What is expected ▸ Gather all lines in the records below that include the word "которых".

Data ▸

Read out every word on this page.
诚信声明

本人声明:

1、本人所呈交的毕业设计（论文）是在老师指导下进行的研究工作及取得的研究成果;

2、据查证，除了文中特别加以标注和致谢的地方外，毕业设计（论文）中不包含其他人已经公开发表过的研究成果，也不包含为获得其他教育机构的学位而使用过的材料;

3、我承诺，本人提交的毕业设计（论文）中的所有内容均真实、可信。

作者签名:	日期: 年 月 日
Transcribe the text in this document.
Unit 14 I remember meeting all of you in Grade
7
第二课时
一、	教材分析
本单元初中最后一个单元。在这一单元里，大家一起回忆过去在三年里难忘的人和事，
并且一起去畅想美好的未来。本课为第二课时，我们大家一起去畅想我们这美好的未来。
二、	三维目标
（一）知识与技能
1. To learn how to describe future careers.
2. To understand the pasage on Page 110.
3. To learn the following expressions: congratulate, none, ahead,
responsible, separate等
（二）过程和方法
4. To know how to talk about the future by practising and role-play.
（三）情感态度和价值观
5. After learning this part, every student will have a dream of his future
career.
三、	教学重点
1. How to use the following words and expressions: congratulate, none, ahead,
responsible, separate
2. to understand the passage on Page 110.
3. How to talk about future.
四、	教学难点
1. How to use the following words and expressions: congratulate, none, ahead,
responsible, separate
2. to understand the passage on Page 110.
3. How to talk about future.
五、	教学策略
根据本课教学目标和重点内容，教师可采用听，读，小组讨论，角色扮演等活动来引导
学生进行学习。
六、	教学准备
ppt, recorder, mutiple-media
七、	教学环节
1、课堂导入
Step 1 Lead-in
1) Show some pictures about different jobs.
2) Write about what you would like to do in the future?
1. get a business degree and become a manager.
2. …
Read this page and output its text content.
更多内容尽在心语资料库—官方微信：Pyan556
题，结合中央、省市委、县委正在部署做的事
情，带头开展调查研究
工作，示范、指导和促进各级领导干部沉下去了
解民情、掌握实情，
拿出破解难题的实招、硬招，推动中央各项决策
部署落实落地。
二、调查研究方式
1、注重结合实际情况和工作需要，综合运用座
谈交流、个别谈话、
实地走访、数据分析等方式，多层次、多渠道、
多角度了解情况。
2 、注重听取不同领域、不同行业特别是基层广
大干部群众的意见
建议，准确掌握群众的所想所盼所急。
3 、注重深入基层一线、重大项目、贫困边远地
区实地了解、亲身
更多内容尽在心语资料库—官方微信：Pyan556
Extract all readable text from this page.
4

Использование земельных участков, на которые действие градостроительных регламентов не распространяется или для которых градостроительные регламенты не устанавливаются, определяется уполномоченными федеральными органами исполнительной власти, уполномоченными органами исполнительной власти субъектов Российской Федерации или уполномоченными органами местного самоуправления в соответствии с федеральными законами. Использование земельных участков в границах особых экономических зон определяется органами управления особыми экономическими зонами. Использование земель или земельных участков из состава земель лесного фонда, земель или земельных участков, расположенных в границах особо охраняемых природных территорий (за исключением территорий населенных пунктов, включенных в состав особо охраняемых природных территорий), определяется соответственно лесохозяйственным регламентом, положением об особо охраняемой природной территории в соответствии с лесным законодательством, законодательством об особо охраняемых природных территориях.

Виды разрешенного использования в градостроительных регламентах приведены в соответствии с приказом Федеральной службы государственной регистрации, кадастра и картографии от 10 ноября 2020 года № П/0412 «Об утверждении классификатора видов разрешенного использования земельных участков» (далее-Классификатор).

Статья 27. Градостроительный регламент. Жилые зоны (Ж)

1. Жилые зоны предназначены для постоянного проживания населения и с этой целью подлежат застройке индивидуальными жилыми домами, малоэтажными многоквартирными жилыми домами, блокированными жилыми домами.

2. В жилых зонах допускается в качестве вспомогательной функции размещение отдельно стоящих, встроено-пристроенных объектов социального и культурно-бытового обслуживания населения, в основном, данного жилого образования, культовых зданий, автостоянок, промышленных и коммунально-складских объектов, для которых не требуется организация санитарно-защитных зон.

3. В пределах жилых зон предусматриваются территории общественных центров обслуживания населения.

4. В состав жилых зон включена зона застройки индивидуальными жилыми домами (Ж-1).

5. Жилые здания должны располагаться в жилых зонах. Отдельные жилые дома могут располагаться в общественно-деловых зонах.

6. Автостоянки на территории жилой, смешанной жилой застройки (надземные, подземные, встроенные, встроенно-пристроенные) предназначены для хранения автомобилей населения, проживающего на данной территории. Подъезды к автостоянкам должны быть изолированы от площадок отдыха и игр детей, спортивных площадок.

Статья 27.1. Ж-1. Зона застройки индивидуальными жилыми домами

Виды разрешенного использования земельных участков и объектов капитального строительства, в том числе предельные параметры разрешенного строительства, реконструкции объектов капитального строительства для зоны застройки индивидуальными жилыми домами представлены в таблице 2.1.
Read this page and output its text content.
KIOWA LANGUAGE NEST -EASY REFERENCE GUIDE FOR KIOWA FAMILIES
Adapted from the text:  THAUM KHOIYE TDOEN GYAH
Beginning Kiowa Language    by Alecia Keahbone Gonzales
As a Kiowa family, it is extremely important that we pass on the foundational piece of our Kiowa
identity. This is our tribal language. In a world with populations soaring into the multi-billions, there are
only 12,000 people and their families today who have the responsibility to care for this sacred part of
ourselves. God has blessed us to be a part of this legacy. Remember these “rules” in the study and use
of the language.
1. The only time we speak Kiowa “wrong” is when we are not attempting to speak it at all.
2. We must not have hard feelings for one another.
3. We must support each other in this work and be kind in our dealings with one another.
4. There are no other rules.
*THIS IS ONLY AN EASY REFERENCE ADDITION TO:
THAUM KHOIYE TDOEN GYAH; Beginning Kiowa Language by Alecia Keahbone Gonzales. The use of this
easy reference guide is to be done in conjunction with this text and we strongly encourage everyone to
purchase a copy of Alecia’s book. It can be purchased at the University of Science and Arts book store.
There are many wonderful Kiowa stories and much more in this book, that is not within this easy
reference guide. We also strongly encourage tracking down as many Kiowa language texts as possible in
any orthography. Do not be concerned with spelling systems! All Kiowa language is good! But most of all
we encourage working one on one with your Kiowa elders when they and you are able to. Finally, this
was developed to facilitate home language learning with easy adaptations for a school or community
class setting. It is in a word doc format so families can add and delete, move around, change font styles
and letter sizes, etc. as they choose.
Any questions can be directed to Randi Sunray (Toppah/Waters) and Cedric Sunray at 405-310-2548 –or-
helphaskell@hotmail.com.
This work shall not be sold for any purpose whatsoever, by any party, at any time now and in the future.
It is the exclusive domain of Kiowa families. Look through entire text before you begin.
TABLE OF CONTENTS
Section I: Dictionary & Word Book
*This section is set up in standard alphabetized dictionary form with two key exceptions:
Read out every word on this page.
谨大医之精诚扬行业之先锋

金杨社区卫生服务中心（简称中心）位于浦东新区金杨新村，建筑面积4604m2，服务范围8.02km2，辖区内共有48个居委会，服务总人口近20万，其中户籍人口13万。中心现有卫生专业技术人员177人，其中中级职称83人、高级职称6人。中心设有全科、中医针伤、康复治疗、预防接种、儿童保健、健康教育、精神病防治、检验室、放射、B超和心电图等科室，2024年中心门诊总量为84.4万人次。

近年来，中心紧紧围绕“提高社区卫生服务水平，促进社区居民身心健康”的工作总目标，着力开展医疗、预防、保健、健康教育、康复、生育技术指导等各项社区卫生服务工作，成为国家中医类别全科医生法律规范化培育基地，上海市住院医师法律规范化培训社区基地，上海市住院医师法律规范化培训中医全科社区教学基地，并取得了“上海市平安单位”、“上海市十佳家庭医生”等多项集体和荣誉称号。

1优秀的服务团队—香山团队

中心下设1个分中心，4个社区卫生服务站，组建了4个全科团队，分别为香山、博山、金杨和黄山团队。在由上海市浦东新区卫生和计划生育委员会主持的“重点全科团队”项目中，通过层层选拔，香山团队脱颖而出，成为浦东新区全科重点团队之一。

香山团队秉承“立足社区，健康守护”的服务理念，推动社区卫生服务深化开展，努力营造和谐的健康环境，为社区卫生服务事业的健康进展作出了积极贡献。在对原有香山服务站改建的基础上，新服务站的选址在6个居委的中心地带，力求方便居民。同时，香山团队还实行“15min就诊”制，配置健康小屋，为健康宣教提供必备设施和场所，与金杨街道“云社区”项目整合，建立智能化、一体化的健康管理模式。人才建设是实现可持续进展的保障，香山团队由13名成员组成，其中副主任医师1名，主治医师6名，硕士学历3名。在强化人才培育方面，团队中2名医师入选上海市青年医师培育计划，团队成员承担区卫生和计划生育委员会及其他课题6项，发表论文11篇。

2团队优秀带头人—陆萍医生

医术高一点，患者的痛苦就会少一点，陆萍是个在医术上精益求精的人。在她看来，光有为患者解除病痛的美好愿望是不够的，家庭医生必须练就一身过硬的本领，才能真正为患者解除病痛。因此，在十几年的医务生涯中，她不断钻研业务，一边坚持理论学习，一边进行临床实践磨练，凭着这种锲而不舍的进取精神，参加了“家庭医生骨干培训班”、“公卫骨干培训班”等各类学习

Solution to this exercise ▸
Использование земельных участков, на которые действие градостроительных регламентов не распространяется или для которых градостроительные регламенты не устанавливаются, определяется уполномоченными федеральными органами исполнительной власти, уполномоченными органами исполнительной власти субъектов Российской Федерации или уполномоченными органами местного самоуправления в соответствии с федеральными законами. Использование земельных участков в границах особых экономических зон определяется органами управления особыми экономическими зонами. Использование земель или земельных участков из состава земель лесного фонда, земель или земельных участков, расположенных в границах особо охраняемых природных территорий (за исключением территорий населенных пунктов, включенных в состав особо охраняемых природных территорий), определяется соответственно лесохозяйственным регламентом, положением об особо охраняемой природной территории в соответствии с лесным законодательством, законодательством об особо охраняемых природных территориях.
2. В жилых зонах допускается в качестве вспомогательной функции размещение отдельно стоящих, встроено-пристроенных объектов социального и культурно-бытового обслуживания населения, в основном, данного жилого образования, культовых зданий, автостоянок, промышленных и коммунально-складских объектов, для которых не требуется организация санитарно-защитных зон.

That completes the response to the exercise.